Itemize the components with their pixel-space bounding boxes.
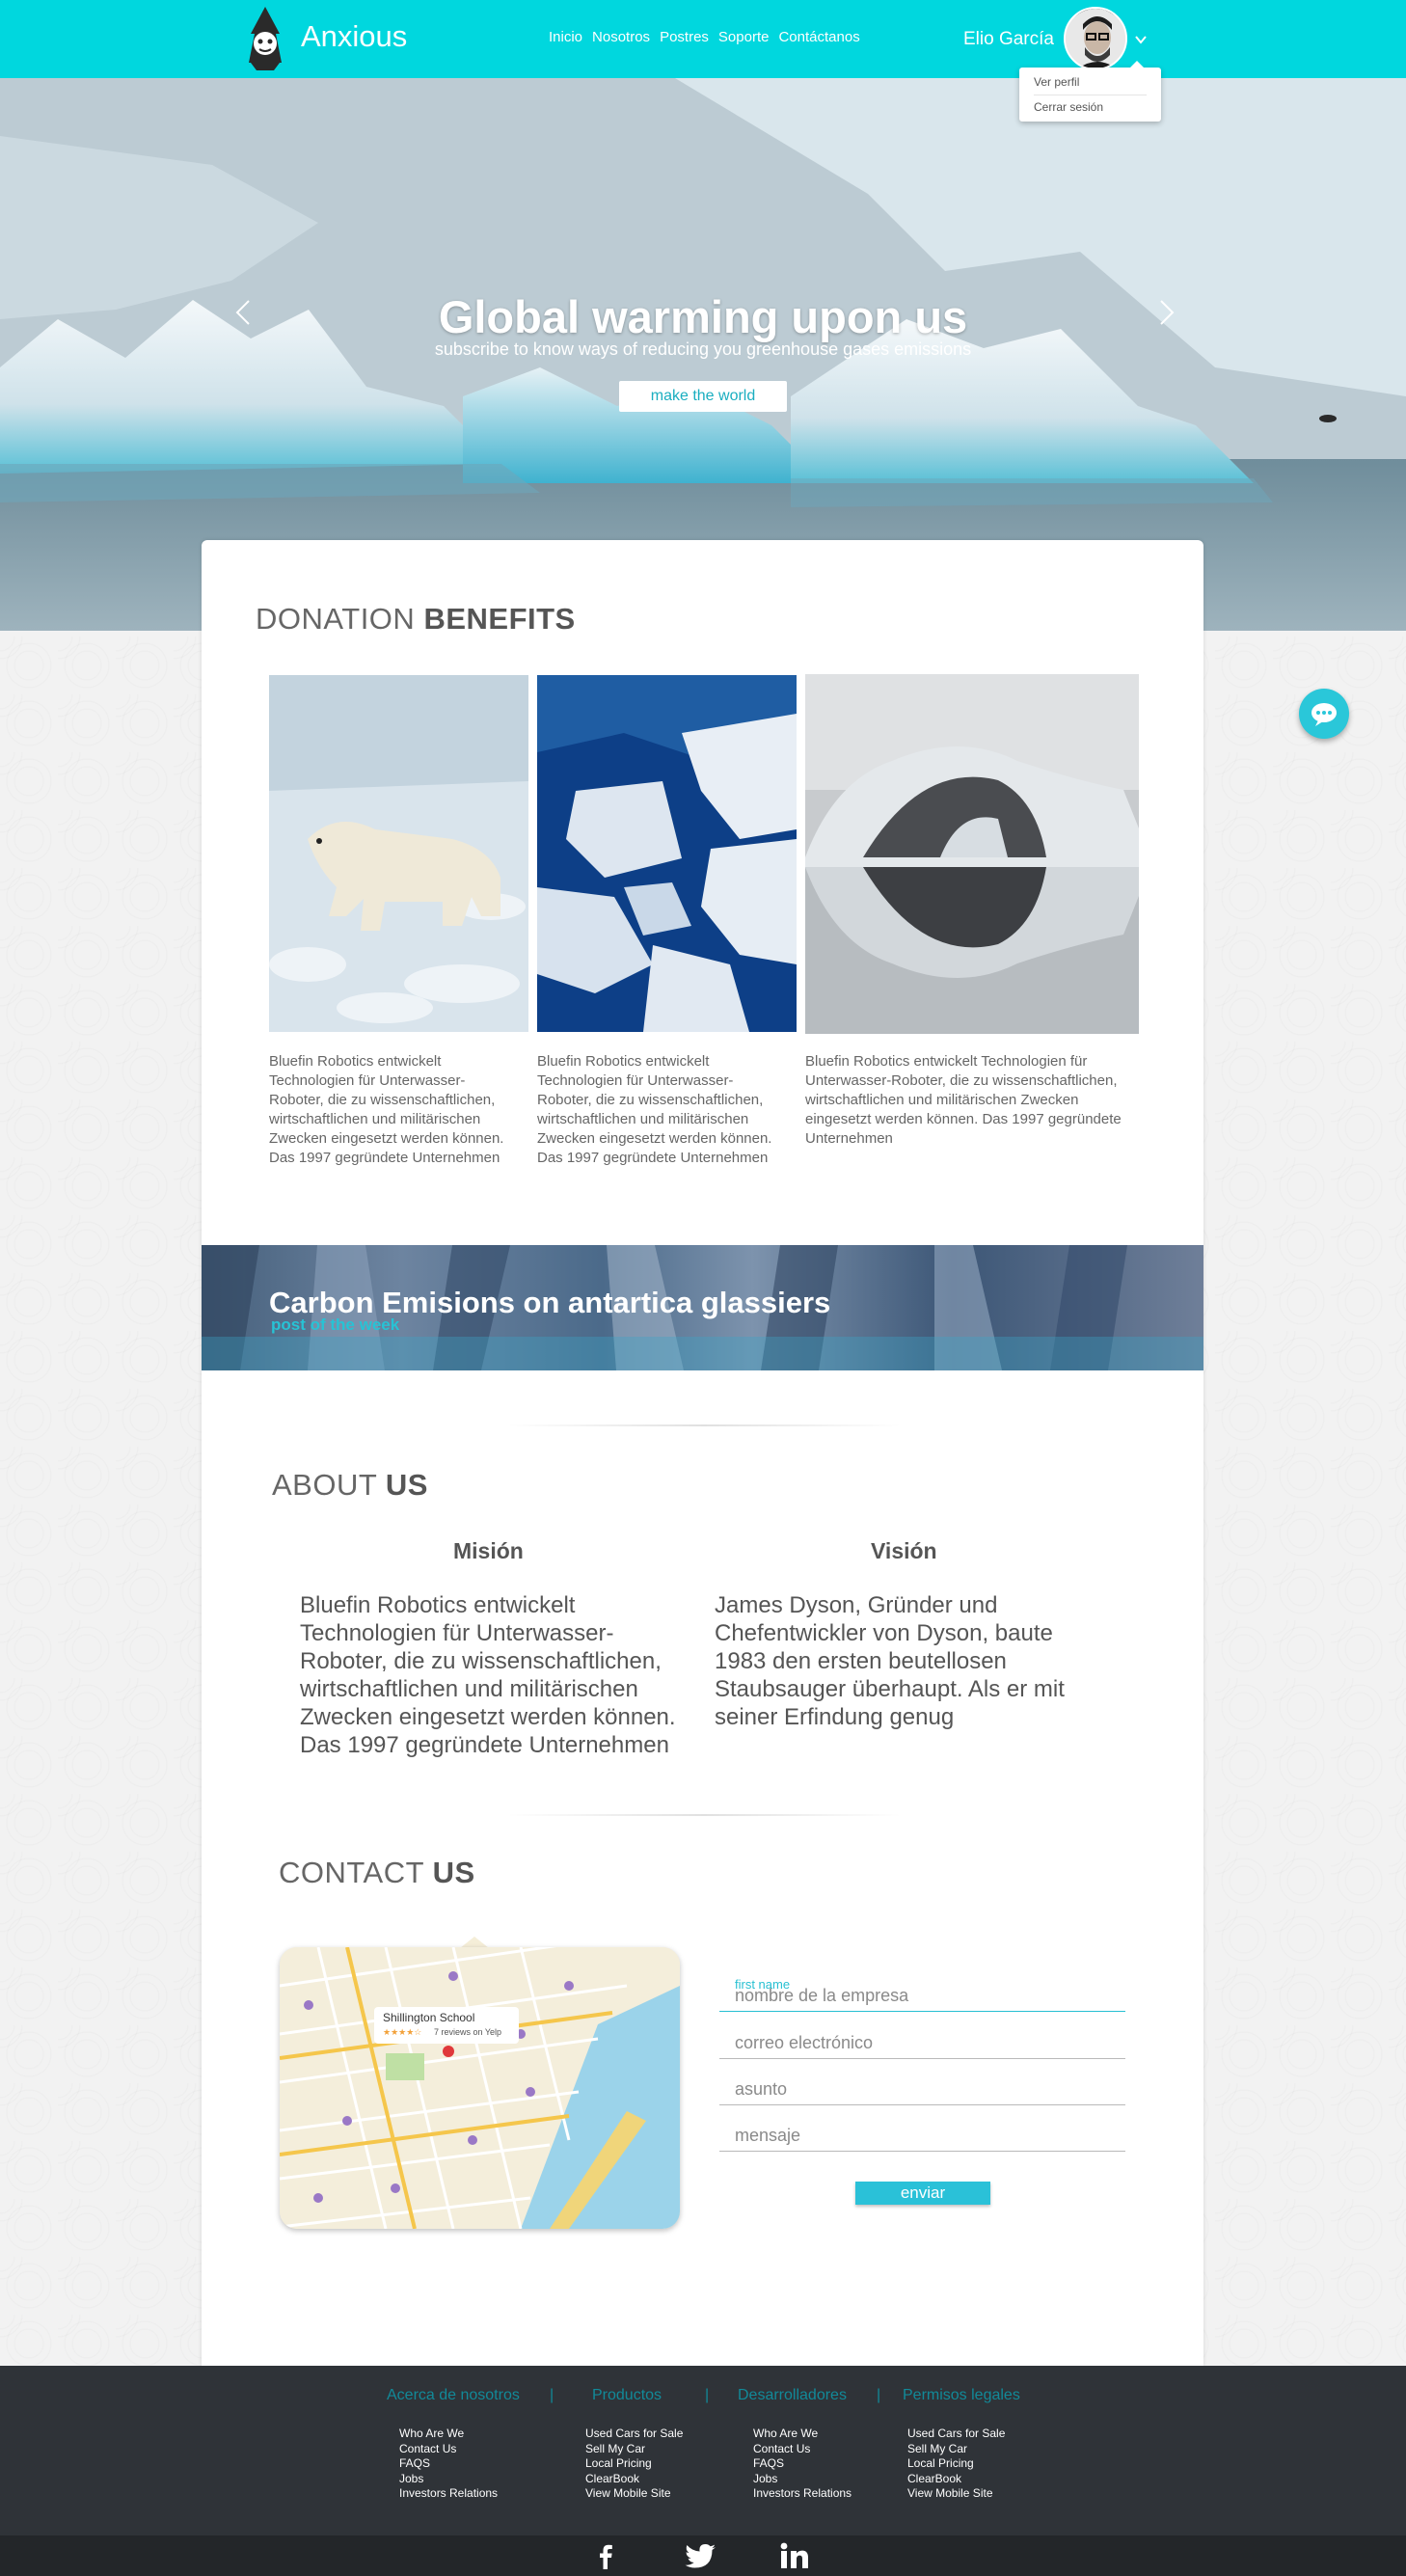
vision-heading: Visión [871,1538,937,1563]
company-name-field[interactable]: nombre de la empresa [719,1983,1125,2012]
contact-title: CONTACT US [279,1856,475,1890]
mision-heading: Misión [453,1538,524,1563]
map-image [280,1947,680,2229]
footer-links-products: Used Cars for Sale Sell My Car Local Pri… [585,2427,683,2502]
main-content-card: DONATION BENEFITS Bluefin Robotics entwi… [202,540,1203,2366]
photo-polar-bear [269,675,528,1032]
subject-placeholder: asunto [735,2079,788,2099]
footer-separator: | [877,2387,881,2403]
about-title-bold: US [385,1468,428,1502]
site-footer: Acerca de nosotros | Productos | Desarro… [0,2366,1406,2576]
footer-link[interactable]: View Mobile Site [907,2486,1005,2502]
contact-title-light: CONTACT [279,1856,424,1889]
footer-link[interactable]: Contact Us [753,2442,852,2457]
mision-text: Bluefin Robotics entwickelt Technologien… [300,1592,676,1758]
contact-title-bold: US [432,1856,475,1889]
photo-iceberg-reflection [805,674,1139,1034]
user-dropdown: Ver perfil Cerrar sesión [1019,61,1161,122]
footer-separator: | [550,2387,554,2403]
footer-link[interactable]: Sell My Car [585,2442,683,2457]
message-field[interactable]: mensaje [719,2123,1125,2152]
footer-separator: | [705,2387,710,2403]
footer-link[interactable]: Local Pricing [585,2456,683,2472]
map-reviews: 7 reviews on Yelp [434,2027,502,2037]
main-nav: Inicio Nosotros Postres Soporte Contácta… [549,29,860,45]
footer-heading-about[interactable]: Acerca de nosotros [387,2387,520,2404]
linkedin-icon[interactable] [778,2541,813,2570]
location-map[interactable]: Shillington School ★★★★☆ 7 reviews on Ye… [280,1947,680,2229]
section-divider [506,1424,902,1426]
footer-link[interactable]: FAQS [753,2456,852,2472]
benefits-title-bold: BENEFITS [423,602,576,636]
nav-soporte[interactable]: Soporte [718,29,770,45]
benefit-text-2: Bluefin Robotics entwickelt Technologien… [537,1053,772,1166]
footer-links-developers: Who Are We Contact Us FAQS Jobs Investor… [753,2427,852,2502]
footer-links-about: Who Are We Contact Us FAQS Jobs Investor… [399,2427,498,2502]
hero-subtitle: subscribe to know ways of reducing you g… [434,339,972,359]
footer-link[interactable]: Used Cars for Sale [585,2427,683,2442]
send-button[interactable]: enviar [855,2182,990,2205]
photo-ice-floes [537,675,797,1032]
footer-link[interactable]: Jobs [399,2472,498,2487]
subject-field[interactable]: asunto [719,2076,1125,2105]
footer-link[interactable]: ClearBook [585,2472,683,2487]
footer-link[interactable]: Used Cars for Sale [907,2427,1005,2442]
chevron-down-icon[interactable] [1134,33,1148,46]
brand-name[interactable]: Anxious [301,19,407,54]
section-divider [506,1814,902,1816]
avatar-portrait [1066,9,1125,68]
user-name[interactable]: Elio García [963,29,1054,50]
nav-inicio[interactable]: Inicio [549,29,582,45]
nav-postres[interactable]: Postres [660,29,709,45]
vision-text: James Dyson, Gründer und Chefentwickler … [715,1592,1065,1730]
footer-link[interactable]: Jobs [753,2472,852,2487]
benefits-title-light: DONATION [256,602,416,636]
nav-contactanos[interactable]: Contáctanos [778,29,859,45]
message-placeholder: mensaje [735,2126,801,2145]
about-title-light: ABOUT [272,1468,377,1502]
map-place-name: Shillington School [383,2011,475,2024]
menu-ver-perfil[interactable]: Ver perfil [1034,75,1079,89]
make-the-world-button[interactable]: make the world [619,381,787,412]
chat-bubble-icon [1311,703,1337,726]
social-bar [0,2535,1406,2576]
top-header: Anxious Inicio Nosotros Postres Soporte … [0,0,1406,78]
email-placeholder: correo electrónico [735,2033,874,2052]
footer-link[interactable]: Who Are We [399,2427,498,2442]
footer-heading-developers[interactable]: Desarrolladores [738,2387,847,2404]
benefit-text-3: Bluefin Robotics entwickelt Technologien… [805,1053,1122,1147]
map-rating-stars: ★★★★☆ [383,2027,422,2037]
footer-link[interactable]: ClearBook [907,2472,1005,2487]
menu-cerrar-sesion[interactable]: Cerrar sesión [1034,100,1103,114]
footer-heading-legal[interactable]: Permisos legales [903,2387,1020,2404]
footer-link[interactable]: Investors Relations [399,2486,498,2502]
footer-link[interactable]: Local Pricing [907,2456,1005,2472]
footer-link[interactable]: Investors Relations [753,2486,852,2502]
banner-subtitle: post of the week [271,1315,400,1334]
footer-link[interactable]: Contact Us [399,2442,498,2457]
avatar[interactable] [1064,7,1127,70]
footer-link[interactable]: View Mobile Site [585,2486,683,2502]
footer-link[interactable]: FAQS [399,2456,498,2472]
facebook-icon[interactable] [588,2541,623,2570]
chat-fab-button[interactable] [1299,689,1349,739]
hero-title: Global warming upon us [438,291,968,342]
benefit-text-1: Bluefin Robotics entwickelt Technologien… [269,1053,504,1166]
company-name-placeholder: nombre de la empresa [735,1986,909,2005]
logo-icon[interactable] [243,5,287,72]
benefits-title: DONATION BENEFITS [256,602,576,637]
post-of-week-banner[interactable]: Carbon Emisions on antartica glassiers p… [202,1245,1203,1370]
about-title: ABOUT US [272,1468,428,1503]
footer-links-legal: Used Cars for Sale Sell My Car Local Pri… [907,2427,1005,2502]
twitter-icon[interactable] [684,2541,718,2570]
nav-nosotros[interactable]: Nosotros [592,29,650,45]
footer-link[interactable]: Who Are We [753,2427,852,2442]
footer-heading-products[interactable]: Productos [592,2387,662,2404]
footer-link[interactable]: Sell My Car [907,2442,1005,2457]
email-field[interactable]: correo electrónico [719,2030,1125,2059]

# # # # #

#### What is asked:
Return everything from the line that contains "vision-heading: Visión [871,1538,937,1563]" down to the line that contains "map-reviews: 7 reviews", both included, repeating those lines exactly.

#### Solved problem:
vision-heading: Visión [871,1538,937,1563]
company-name-field[interactable]: nombre de la empresa [719,1983,1125,2012]
contact-title: CONTACT US [279,1856,475,1890]
mision-heading: Misión [453,1538,524,1563]
map-image [280,1947,680,2229]
footer-links-products: Used Cars for Sale Sell My Car Local Pri… [585,2427,683,2502]
main-content-card: DONATION BENEFITS Bluefin Robotics entwi… [202,540,1203,2366]
photo-polar-bear [269,675,528,1032]
subject-placeholder: asunto [735,2079,788,2099]
footer-separator: | [877,2387,881,2403]
about-title-bold: US [385,1468,428,1502]
site-footer: Acerca de nosotros | Productos | Desarro… [0,2366,1406,2576]
footer-link[interactable]: View Mobile Site [907,2486,1005,2502]
contact-title-light: CONTACT [279,1856,424,1889]
footer-link[interactable]: Contact Us [753,2442,852,2457]
mision-text: Bluefin Robotics entwickelt Technologien… [300,1592,676,1758]
contact-title-bold: US [432,1856,475,1889]
photo-iceberg-reflection [805,674,1139,1034]
user-dropdown: Ver perfil Cerrar sesión [1019,61,1161,122]
footer-separator: | [550,2387,554,2403]
footer-link[interactable]: Sell My Car [585,2442,683,2457]
message-field[interactable]: mensaje [719,2123,1125,2152]
footer-separator: | [705,2387,710,2403]
footer-link[interactable]: Local Pricing [585,2456,683,2472]
map-reviews: 7 reviews on Yelp [434,2027,502,2037]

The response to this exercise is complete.